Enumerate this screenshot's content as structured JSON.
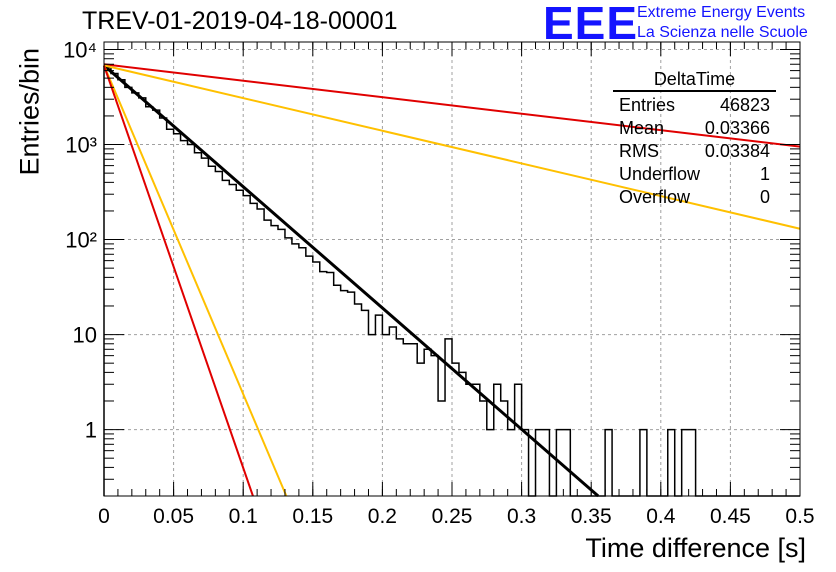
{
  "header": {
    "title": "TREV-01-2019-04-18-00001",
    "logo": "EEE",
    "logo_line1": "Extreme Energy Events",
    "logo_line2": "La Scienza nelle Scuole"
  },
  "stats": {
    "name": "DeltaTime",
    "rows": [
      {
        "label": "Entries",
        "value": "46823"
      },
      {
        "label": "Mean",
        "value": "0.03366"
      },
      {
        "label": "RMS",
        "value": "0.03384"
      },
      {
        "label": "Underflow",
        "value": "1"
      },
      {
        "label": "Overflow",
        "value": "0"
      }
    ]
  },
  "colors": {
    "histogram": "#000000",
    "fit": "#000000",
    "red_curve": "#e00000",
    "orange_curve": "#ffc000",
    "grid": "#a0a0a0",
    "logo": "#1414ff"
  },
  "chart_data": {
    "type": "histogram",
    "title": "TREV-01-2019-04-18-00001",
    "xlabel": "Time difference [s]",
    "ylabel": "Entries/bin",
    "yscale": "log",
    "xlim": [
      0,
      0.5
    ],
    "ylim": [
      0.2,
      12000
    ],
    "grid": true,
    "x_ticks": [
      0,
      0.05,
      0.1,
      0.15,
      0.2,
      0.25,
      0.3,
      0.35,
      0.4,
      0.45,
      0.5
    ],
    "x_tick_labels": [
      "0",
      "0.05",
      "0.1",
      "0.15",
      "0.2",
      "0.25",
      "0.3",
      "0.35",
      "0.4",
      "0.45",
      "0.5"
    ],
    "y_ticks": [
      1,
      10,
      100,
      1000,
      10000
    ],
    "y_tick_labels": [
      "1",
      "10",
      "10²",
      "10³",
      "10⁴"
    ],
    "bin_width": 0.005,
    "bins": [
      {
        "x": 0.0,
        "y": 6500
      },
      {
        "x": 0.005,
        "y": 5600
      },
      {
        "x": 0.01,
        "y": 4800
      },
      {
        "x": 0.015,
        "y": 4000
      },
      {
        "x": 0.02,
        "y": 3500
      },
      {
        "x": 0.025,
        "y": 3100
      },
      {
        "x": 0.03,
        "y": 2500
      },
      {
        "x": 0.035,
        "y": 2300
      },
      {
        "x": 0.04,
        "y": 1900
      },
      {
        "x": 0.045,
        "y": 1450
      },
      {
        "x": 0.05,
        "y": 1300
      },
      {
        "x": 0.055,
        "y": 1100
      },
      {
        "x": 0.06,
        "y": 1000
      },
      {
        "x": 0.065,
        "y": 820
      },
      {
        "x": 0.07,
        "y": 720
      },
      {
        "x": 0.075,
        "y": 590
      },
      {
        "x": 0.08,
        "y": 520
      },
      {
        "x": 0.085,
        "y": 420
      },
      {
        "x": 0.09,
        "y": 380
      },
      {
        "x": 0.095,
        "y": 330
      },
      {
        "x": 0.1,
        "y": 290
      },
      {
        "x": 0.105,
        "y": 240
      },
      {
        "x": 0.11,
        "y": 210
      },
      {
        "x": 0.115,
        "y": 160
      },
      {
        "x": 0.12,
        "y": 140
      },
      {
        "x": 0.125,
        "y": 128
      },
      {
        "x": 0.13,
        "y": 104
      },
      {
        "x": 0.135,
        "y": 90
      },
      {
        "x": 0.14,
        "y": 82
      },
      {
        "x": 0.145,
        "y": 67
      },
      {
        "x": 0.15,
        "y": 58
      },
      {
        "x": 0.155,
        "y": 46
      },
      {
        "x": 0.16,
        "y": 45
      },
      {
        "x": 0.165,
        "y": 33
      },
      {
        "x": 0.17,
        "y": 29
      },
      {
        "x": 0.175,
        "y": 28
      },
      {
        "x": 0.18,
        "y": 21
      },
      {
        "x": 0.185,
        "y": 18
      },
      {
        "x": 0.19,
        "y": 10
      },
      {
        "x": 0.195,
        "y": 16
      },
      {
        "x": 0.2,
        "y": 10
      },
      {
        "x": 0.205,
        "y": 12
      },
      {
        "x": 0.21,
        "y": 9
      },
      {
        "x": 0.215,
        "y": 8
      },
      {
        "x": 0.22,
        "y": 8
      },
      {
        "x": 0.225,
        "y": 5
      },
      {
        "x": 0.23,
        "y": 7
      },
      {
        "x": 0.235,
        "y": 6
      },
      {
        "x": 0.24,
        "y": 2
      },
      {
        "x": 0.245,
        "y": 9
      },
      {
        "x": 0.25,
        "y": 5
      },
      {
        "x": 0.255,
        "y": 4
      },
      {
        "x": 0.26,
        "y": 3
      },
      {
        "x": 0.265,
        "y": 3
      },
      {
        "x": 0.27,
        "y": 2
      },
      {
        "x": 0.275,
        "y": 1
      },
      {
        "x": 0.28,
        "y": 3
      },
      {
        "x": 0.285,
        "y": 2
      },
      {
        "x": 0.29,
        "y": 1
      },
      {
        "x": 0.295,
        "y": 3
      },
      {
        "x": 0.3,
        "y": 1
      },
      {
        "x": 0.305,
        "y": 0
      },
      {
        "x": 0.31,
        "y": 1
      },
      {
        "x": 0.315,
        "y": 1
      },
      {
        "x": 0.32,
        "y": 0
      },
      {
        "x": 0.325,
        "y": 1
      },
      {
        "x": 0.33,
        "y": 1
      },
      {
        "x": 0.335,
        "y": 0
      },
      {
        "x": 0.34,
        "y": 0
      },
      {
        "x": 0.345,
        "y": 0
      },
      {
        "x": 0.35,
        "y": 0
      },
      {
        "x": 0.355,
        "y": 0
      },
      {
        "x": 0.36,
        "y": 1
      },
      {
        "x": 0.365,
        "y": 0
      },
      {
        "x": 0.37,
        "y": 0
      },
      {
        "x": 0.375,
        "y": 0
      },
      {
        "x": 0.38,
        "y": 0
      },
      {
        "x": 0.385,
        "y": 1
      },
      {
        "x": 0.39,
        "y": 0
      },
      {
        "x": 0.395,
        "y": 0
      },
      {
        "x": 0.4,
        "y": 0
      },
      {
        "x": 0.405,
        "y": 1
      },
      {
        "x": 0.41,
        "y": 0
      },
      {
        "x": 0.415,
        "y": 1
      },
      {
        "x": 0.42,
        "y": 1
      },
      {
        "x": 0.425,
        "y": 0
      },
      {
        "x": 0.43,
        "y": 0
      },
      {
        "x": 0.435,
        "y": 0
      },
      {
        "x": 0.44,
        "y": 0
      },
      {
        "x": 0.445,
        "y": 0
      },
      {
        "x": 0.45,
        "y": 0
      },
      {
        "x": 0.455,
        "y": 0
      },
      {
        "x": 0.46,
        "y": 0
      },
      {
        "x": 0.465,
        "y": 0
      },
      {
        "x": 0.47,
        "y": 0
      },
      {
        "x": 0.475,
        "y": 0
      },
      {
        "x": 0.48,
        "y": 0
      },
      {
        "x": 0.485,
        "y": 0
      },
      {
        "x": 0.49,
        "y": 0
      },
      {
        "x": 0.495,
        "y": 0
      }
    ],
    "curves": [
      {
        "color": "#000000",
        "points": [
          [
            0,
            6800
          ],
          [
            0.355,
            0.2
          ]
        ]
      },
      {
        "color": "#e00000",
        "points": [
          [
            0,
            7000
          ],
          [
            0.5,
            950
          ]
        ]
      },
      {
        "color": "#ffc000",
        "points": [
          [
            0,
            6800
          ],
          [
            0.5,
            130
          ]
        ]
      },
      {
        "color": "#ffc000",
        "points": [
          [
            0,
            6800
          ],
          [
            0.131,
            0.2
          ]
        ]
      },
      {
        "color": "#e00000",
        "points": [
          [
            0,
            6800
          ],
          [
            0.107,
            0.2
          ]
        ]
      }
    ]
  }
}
__________________________________________________
• _What is required_: Leave out all pictures, then copy the remaining material exactly.

• _Output for this task_:
Enumerate this screenshot's content as structured JSON.
{
  "header": {
    "title": "TREV-01-2019-04-18-00001",
    "logo": "EEE",
    "logo_line1": "Extreme Energy Events",
    "logo_line2": "La Scienza nelle Scuole"
  },
  "stats": {
    "name": "DeltaTime",
    "rows": [
      {
        "label": "Entries",
        "value": "46823"
      },
      {
        "label": "Mean",
        "value": "0.03366"
      },
      {
        "label": "RMS",
        "value": "0.03384"
      },
      {
        "label": "Underflow",
        "value": "1"
      },
      {
        "label": "Overflow",
        "value": "0"
      }
    ]
  },
  "colors": {
    "histogram": "#000000",
    "fit": "#000000",
    "red_curve": "#e00000",
    "orange_curve": "#ffc000",
    "grid": "#a0a0a0",
    "logo": "#1414ff"
  },
  "chart_data": {
    "type": "histogram",
    "title": "TREV-01-2019-04-18-00001",
    "xlabel": "Time difference [s]",
    "ylabel": "Entries/bin",
    "yscale": "log",
    "xlim": [
      0,
      0.5
    ],
    "ylim": [
      0.2,
      12000
    ],
    "grid": true,
    "x_ticks": [
      0,
      0.05,
      0.1,
      0.15,
      0.2,
      0.25,
      0.3,
      0.35,
      0.4,
      0.45,
      0.5
    ],
    "x_tick_labels": [
      "0",
      "0.05",
      "0.1",
      "0.15",
      "0.2",
      "0.25",
      "0.3",
      "0.35",
      "0.4",
      "0.45",
      "0.5"
    ],
    "y_ticks": [
      1,
      10,
      100,
      1000,
      10000
    ],
    "y_tick_labels": [
      "1",
      "10",
      "10²",
      "10³",
      "10⁴"
    ],
    "bin_width": 0.005,
    "bins": [
      {
        "x": 0.0,
        "y": 6500
      },
      {
        "x": 0.005,
        "y": 5600
      },
      {
        "x": 0.01,
        "y": 4800
      },
      {
        "x": 0.015,
        "y": 4000
      },
      {
        "x": 0.02,
        "y": 3500
      },
      {
        "x": 0.025,
        "y": 3100
      },
      {
        "x": 0.03,
        "y": 2500
      },
      {
        "x": 0.035,
        "y": 2300
      },
      {
        "x": 0.04,
        "y": 1900
      },
      {
        "x": 0.045,
        "y": 1450
      },
      {
        "x": 0.05,
        "y": 1300
      },
      {
        "x": 0.055,
        "y": 1100
      },
      {
        "x": 0.06,
        "y": 1000
      },
      {
        "x": 0.065,
        "y": 820
      },
      {
        "x": 0.07,
        "y": 720
      },
      {
        "x": 0.075,
        "y": 590
      },
      {
        "x": 0.08,
        "y": 520
      },
      {
        "x": 0.085,
        "y": 420
      },
      {
        "x": 0.09,
        "y": 380
      },
      {
        "x": 0.095,
        "y": 330
      },
      {
        "x": 0.1,
        "y": 290
      },
      {
        "x": 0.105,
        "y": 240
      },
      {
        "x": 0.11,
        "y": 210
      },
      {
        "x": 0.115,
        "y": 160
      },
      {
        "x": 0.12,
        "y": 140
      },
      {
        "x": 0.125,
        "y": 128
      },
      {
        "x": 0.13,
        "y": 104
      },
      {
        "x": 0.135,
        "y": 90
      },
      {
        "x": 0.14,
        "y": 82
      },
      {
        "x": 0.145,
        "y": 67
      },
      {
        "x": 0.15,
        "y": 58
      },
      {
        "x": 0.155,
        "y": 46
      },
      {
        "x": 0.16,
        "y": 45
      },
      {
        "x": 0.165,
        "y": 33
      },
      {
        "x": 0.17,
        "y": 29
      },
      {
        "x": 0.175,
        "y": 28
      },
      {
        "x": 0.18,
        "y": 21
      },
      {
        "x": 0.185,
        "y": 18
      },
      {
        "x": 0.19,
        "y": 10
      },
      {
        "x": 0.195,
        "y": 16
      },
      {
        "x": 0.2,
        "y": 10
      },
      {
        "x": 0.205,
        "y": 12
      },
      {
        "x": 0.21,
        "y": 9
      },
      {
        "x": 0.215,
        "y": 8
      },
      {
        "x": 0.22,
        "y": 8
      },
      {
        "x": 0.225,
        "y": 5
      },
      {
        "x": 0.23,
        "y": 7
      },
      {
        "x": 0.235,
        "y": 6
      },
      {
        "x": 0.24,
        "y": 2
      },
      {
        "x": 0.245,
        "y": 9
      },
      {
        "x": 0.25,
        "y": 5
      },
      {
        "x": 0.255,
        "y": 4
      },
      {
        "x": 0.26,
        "y": 3
      },
      {
        "x": 0.265,
        "y": 3
      },
      {
        "x": 0.27,
        "y": 2
      },
      {
        "x": 0.275,
        "y": 1
      },
      {
        "x": 0.28,
        "y": 3
      },
      {
        "x": 0.285,
        "y": 2
      },
      {
        "x": 0.29,
        "y": 1
      },
      {
        "x": 0.295,
        "y": 3
      },
      {
        "x": 0.3,
        "y": 1
      },
      {
        "x": 0.305,
        "y": 0
      },
      {
        "x": 0.31,
        "y": 1
      },
      {
        "x": 0.315,
        "y": 1
      },
      {
        "x": 0.32,
        "y": 0
      },
      {
        "x": 0.325,
        "y": 1
      },
      {
        "x": 0.33,
        "y": 1
      },
      {
        "x": 0.335,
        "y": 0
      },
      {
        "x": 0.34,
        "y": 0
      },
      {
        "x": 0.345,
        "y": 0
      },
      {
        "x": 0.35,
        "y": 0
      },
      {
        "x": 0.355,
        "y": 0
      },
      {
        "x": 0.36,
        "y": 1
      },
      {
        "x": 0.365,
        "y": 0
      },
      {
        "x": 0.37,
        "y": 0
      },
      {
        "x": 0.375,
        "y": 0
      },
      {
        "x": 0.38,
        "y": 0
      },
      {
        "x": 0.385,
        "y": 1
      },
      {
        "x": 0.39,
        "y": 0
      },
      {
        "x": 0.395,
        "y": 0
      },
      {
        "x": 0.4,
        "y": 0
      },
      {
        "x": 0.405,
        "y": 1
      },
      {
        "x": 0.41,
        "y": 0
      },
      {
        "x": 0.415,
        "y": 1
      },
      {
        "x": 0.42,
        "y": 1
      },
      {
        "x": 0.425,
        "y": 0
      },
      {
        "x": 0.43,
        "y": 0
      },
      {
        "x": 0.435,
        "y": 0
      },
      {
        "x": 0.44,
        "y": 0
      },
      {
        "x": 0.445,
        "y": 0
      },
      {
        "x": 0.45,
        "y": 0
      },
      {
        "x": 0.455,
        "y": 0
      },
      {
        "x": 0.46,
        "y": 0
      },
      {
        "x": 0.465,
        "y": 0
      },
      {
        "x": 0.47,
        "y": 0
      },
      {
        "x": 0.475,
        "y": 0
      },
      {
        "x": 0.48,
        "y": 0
      },
      {
        "x": 0.485,
        "y": 0
      },
      {
        "x": 0.49,
        "y": 0
      },
      {
        "x": 0.495,
        "y": 0
      }
    ],
    "curves": [
      {
        "color": "#000000",
        "points": [
          [
            0,
            6800
          ],
          [
            0.355,
            0.2
          ]
        ]
      },
      {
        "color": "#e00000",
        "points": [
          [
            0,
            7000
          ],
          [
            0.5,
            950
          ]
        ]
      },
      {
        "color": "#ffc000",
        "points": [
          [
            0,
            6800
          ],
          [
            0.5,
            130
          ]
        ]
      },
      {
        "color": "#ffc000",
        "points": [
          [
            0,
            6800
          ],
          [
            0.131,
            0.2
          ]
        ]
      },
      {
        "color": "#e00000",
        "points": [
          [
            0,
            6800
          ],
          [
            0.107,
            0.2
          ]
        ]
      }
    ]
  }
}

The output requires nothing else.